Exercise description:
Only the pictures are left out: repeat the rest of the entries exactly.

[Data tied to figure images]
****************************************

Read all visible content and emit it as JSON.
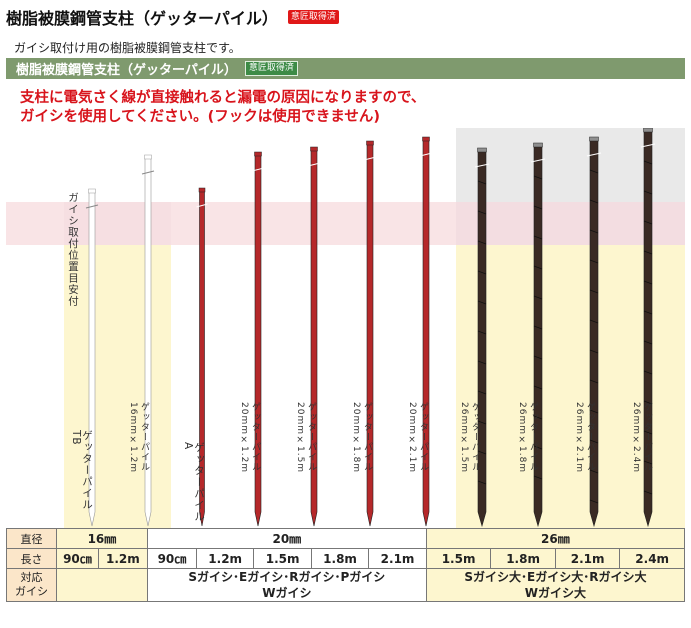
{
  "header": {
    "title": "樹脂被膜鋼管支柱（ゲッターパイル）",
    "badge": "意匠取得済",
    "subtitle": "ガイシ取付け用の樹脂被膜鋼管支柱です。"
  },
  "green_bar": {
    "title": "樹脂被膜鋼管支柱（ゲッターパイル）",
    "badge": "意匠取得済"
  },
  "warning": {
    "line1": "支柱に電気さく線が直接触れると漏電の原因になりますので、",
    "line2": "ガイシを使用してください。(フックは使用できません)"
  },
  "figure": {
    "mount_label": "ガイシ取付位置目安付",
    "poles": [
      {
        "label": "ゲッターパイルTB",
        "color": "#ffffff"
      },
      {
        "label": "ゲッターパイル16mm×1.2m",
        "color": "#ffffff"
      },
      {
        "label": "ゲッターパイルA",
        "color": "#b5282a"
      },
      {
        "label": "ゲッターパイル20mm×1.2m",
        "color": "#b5282a"
      },
      {
        "label": "ゲッターパイル20mm×1.5m",
        "color": "#b5282a"
      },
      {
        "label": "ゲッターパイル20mm×1.8m",
        "color": "#b5282a"
      },
      {
        "label": "ゲッターパイル20mm×2.1m",
        "color": "#b5282a"
      },
      {
        "label": "ゲッターパイル26mm×1.5m",
        "color": "#3a2a24"
      },
      {
        "label": "ゲッターパイル26mm×1.8m",
        "color": "#3a2a24"
      },
      {
        "label": "ゲッターパイル26mm×2.1m",
        "color": "#3a2a24"
      },
      {
        "label": "ゲッターパイル26mm×2.4m",
        "color": "#3a2a24"
      }
    ]
  },
  "table": {
    "diameter_label": "直径",
    "length_label": "長さ",
    "insulator_label_1": "対応",
    "insulator_label_2": "ガイシ",
    "diameters": [
      "16㎜",
      "20㎜",
      "26㎜"
    ],
    "lengths": [
      "90㎝",
      "1.2m",
      "90㎝",
      "1.2m",
      "1.5m",
      "1.8m",
      "2.1m",
      "1.5m",
      "1.8m",
      "2.1m",
      "2.4m"
    ],
    "insulators_mid_1": "Sガイシ･Eガイシ･Rガイシ･Pガイシ",
    "insulators_mid_2": "Wガイシ",
    "insulators_right_1": "Sガイシ大･Eガイシ大･Rガイシ大",
    "insulators_right_2": "Wガイシ大"
  }
}
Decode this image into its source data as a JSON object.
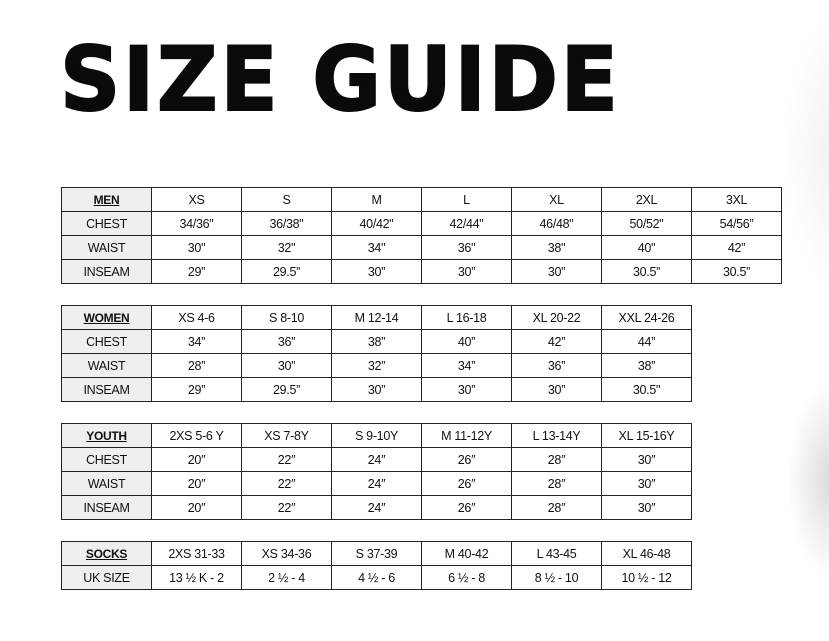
{
  "title": "SIZE GUIDE",
  "tables": [
    {
      "name": "men",
      "header": [
        "MEN",
        "XS",
        "S",
        "M",
        "L",
        "XL",
        "2XL",
        "3XL"
      ],
      "rows": [
        [
          "CHEST",
          "34/36\"",
          "36/38\"",
          "40/42\"",
          "42/44\"",
          "46/48\"",
          "50/52\"",
          "54/56”"
        ],
        [
          "WAIST",
          "30\"",
          "32\"",
          "34\"",
          "36\"",
          "38\"",
          "40\"",
          "42”"
        ],
        [
          "INSEAM",
          "29”",
          "29.5”",
          "30”",
          "30”",
          "30”",
          "30.5”",
          "30.5”"
        ]
      ]
    },
    {
      "name": "women",
      "header": [
        "WOMEN",
        "XS 4-6",
        "S 8-10",
        "M 12-14",
        "L 16-18",
        "XL 20-22",
        "XXL 24-26"
      ],
      "rows": [
        [
          "CHEST",
          "34”",
          "36”",
          "38”",
          "40”",
          "42”",
          "44”"
        ],
        [
          "WAIST",
          "28”",
          "30”",
          "32”",
          "34”",
          "36”",
          "38”"
        ],
        [
          "INSEAM",
          "29”",
          "29.5”",
          "30”",
          "30”",
          "30”",
          "30.5\""
        ]
      ]
    },
    {
      "name": "youth",
      "header": [
        "YOUTH",
        "2XS 5-6 Y",
        "XS 7-8Y",
        "S 9-10Y",
        "M 11-12Y",
        "L 13-14Y",
        "XL 15-16Y"
      ],
      "rows": [
        [
          "CHEST",
          "20″",
          "22″",
          "24″",
          "26″",
          "28″",
          "30″"
        ],
        [
          "WAIST",
          "20″",
          "22″",
          "24″",
          "26″",
          "28″",
          "30″"
        ],
        [
          "INSEAM",
          "20″",
          "22″",
          "24″",
          "26″",
          "28″",
          "30″"
        ]
      ]
    },
    {
      "name": "socks",
      "header": [
        "SOCKS",
        "2XS 31-33",
        "XS 34-36",
        "S 37-39",
        "M 40-42",
        "L 43-45",
        "XL 46-48"
      ],
      "rows": [
        [
          "UK SIZE",
          "13 ½ K - 2",
          "2 ½ - 4",
          "4 ½ - 6",
          "6 ½ - 8",
          "8 ½ - 10",
          "10 ½ - 12"
        ]
      ]
    }
  ]
}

****************************************

Exercise output:
Read all visible content and emit it as JSON.
{
  "header": {
    "title": "樹脂被膜鋼管支柱（ゲッターパイル）",
    "badge": "意匠取得済",
    "subtitle": "ガイシ取付け用の樹脂被膜鋼管支柱です。"
  },
  "green_bar": {
    "title": "樹脂被膜鋼管支柱（ゲッターパイル）",
    "badge": "意匠取得済"
  },
  "warning": {
    "line1": "支柱に電気さく線が直接触れると漏電の原因になりますので、",
    "line2": "ガイシを使用してください。(フックは使用できません)"
  },
  "figure": {
    "mount_label": "ガイシ取付位置目安付",
    "poles": [
      {
        "label": "ゲッターパイルTB",
        "color": "#ffffff"
      },
      {
        "label": "ゲッターパイル16mm×1.2m",
        "color": "#ffffff"
      },
      {
        "label": "ゲッターパイルA",
        "color": "#b5282a"
      },
      {
        "label": "ゲッターパイル20mm×1.2m",
        "color": "#b5282a"
      },
      {
        "label": "ゲッターパイル20mm×1.5m",
        "color": "#b5282a"
      },
      {
        "label": "ゲッターパイル20mm×1.8m",
        "color": "#b5282a"
      },
      {
        "label": "ゲッターパイル20mm×2.1m",
        "color": "#b5282a"
      },
      {
        "label": "ゲッターパイル26mm×1.5m",
        "color": "#3a2a24"
      },
      {
        "label": "ゲッターパイル26mm×1.8m",
        "color": "#3a2a24"
      },
      {
        "label": "ゲッターパイル26mm×2.1m",
        "color": "#3a2a24"
      },
      {
        "label": "ゲッターパイル26mm×2.4m",
        "color": "#3a2a24"
      }
    ]
  },
  "table": {
    "diameter_label": "直径",
    "length_label": "長さ",
    "insulator_label_1": "対応",
    "insulator_label_2": "ガイシ",
    "diameters": [
      "16㎜",
      "20㎜",
      "26㎜"
    ],
    "lengths": [
      "90㎝",
      "1.2m",
      "90㎝",
      "1.2m",
      "1.5m",
      "1.8m",
      "2.1m",
      "1.5m",
      "1.8m",
      "2.1m",
      "2.4m"
    ],
    "insulators_mid_1": "Sガイシ･Eガイシ･Rガイシ･Pガイシ",
    "insulators_mid_2": "Wガイシ",
    "insulators_right_1": "Sガイシ大･Eガイシ大･Rガイシ大",
    "insulators_right_2": "Wガイシ大"
  }
}
Decode this image into its source data as a JSON object.
{
  "title": "SIZE GUIDE",
  "tables": [
    {
      "name": "men",
      "header": [
        "MEN",
        "XS",
        "S",
        "M",
        "L",
        "XL",
        "2XL",
        "3XL"
      ],
      "rows": [
        [
          "CHEST",
          "34/36\"",
          "36/38\"",
          "40/42\"",
          "42/44\"",
          "46/48\"",
          "50/52\"",
          "54/56”"
        ],
        [
          "WAIST",
          "30\"",
          "32\"",
          "34\"",
          "36\"",
          "38\"",
          "40\"",
          "42”"
        ],
        [
          "INSEAM",
          "29”",
          "29.5”",
          "30”",
          "30”",
          "30”",
          "30.5”",
          "30.5”"
        ]
      ]
    },
    {
      "name": "women",
      "header": [
        "WOMEN",
        "XS 4-6",
        "S 8-10",
        "M 12-14",
        "L 16-18",
        "XL 20-22",
        "XXL 24-26"
      ],
      "rows": [
        [
          "CHEST",
          "34”",
          "36”",
          "38”",
          "40”",
          "42”",
          "44”"
        ],
        [
          "WAIST",
          "28”",
          "30”",
          "32”",
          "34”",
          "36”",
          "38”"
        ],
        [
          "INSEAM",
          "29”",
          "29.5”",
          "30”",
          "30”",
          "30”",
          "30.5\""
        ]
      ]
    },
    {
      "name": "youth",
      "header": [
        "YOUTH",
        "2XS 5-6 Y",
        "XS 7-8Y",
        "S 9-10Y",
        "M 11-12Y",
        "L 13-14Y",
        "XL 15-16Y"
      ],
      "rows": [
        [
          "CHEST",
          "20″",
          "22″",
          "24″",
          "26″",
          "28″",
          "30″"
        ],
        [
          "WAIST",
          "20″",
          "22″",
          "24″",
          "26″",
          "28″",
          "30″"
        ],
        [
          "INSEAM",
          "20″",
          "22″",
          "24″",
          "26″",
          "28″",
          "30″"
        ]
      ]
    },
    {
      "name": "socks",
      "header": [
        "SOCKS",
        "2XS 31-33",
        "XS 34-36",
        "S 37-39",
        "M 40-42",
        "L 43-45",
        "XL 46-48"
      ],
      "rows": [
        [
          "UK SIZE",
          "13 ½ K - 2",
          "2 ½ - 4",
          "4 ½ - 6",
          "6 ½ - 8",
          "8 ½ - 10",
          "10 ½ - 12"
        ]
      ]
    }
  ]
}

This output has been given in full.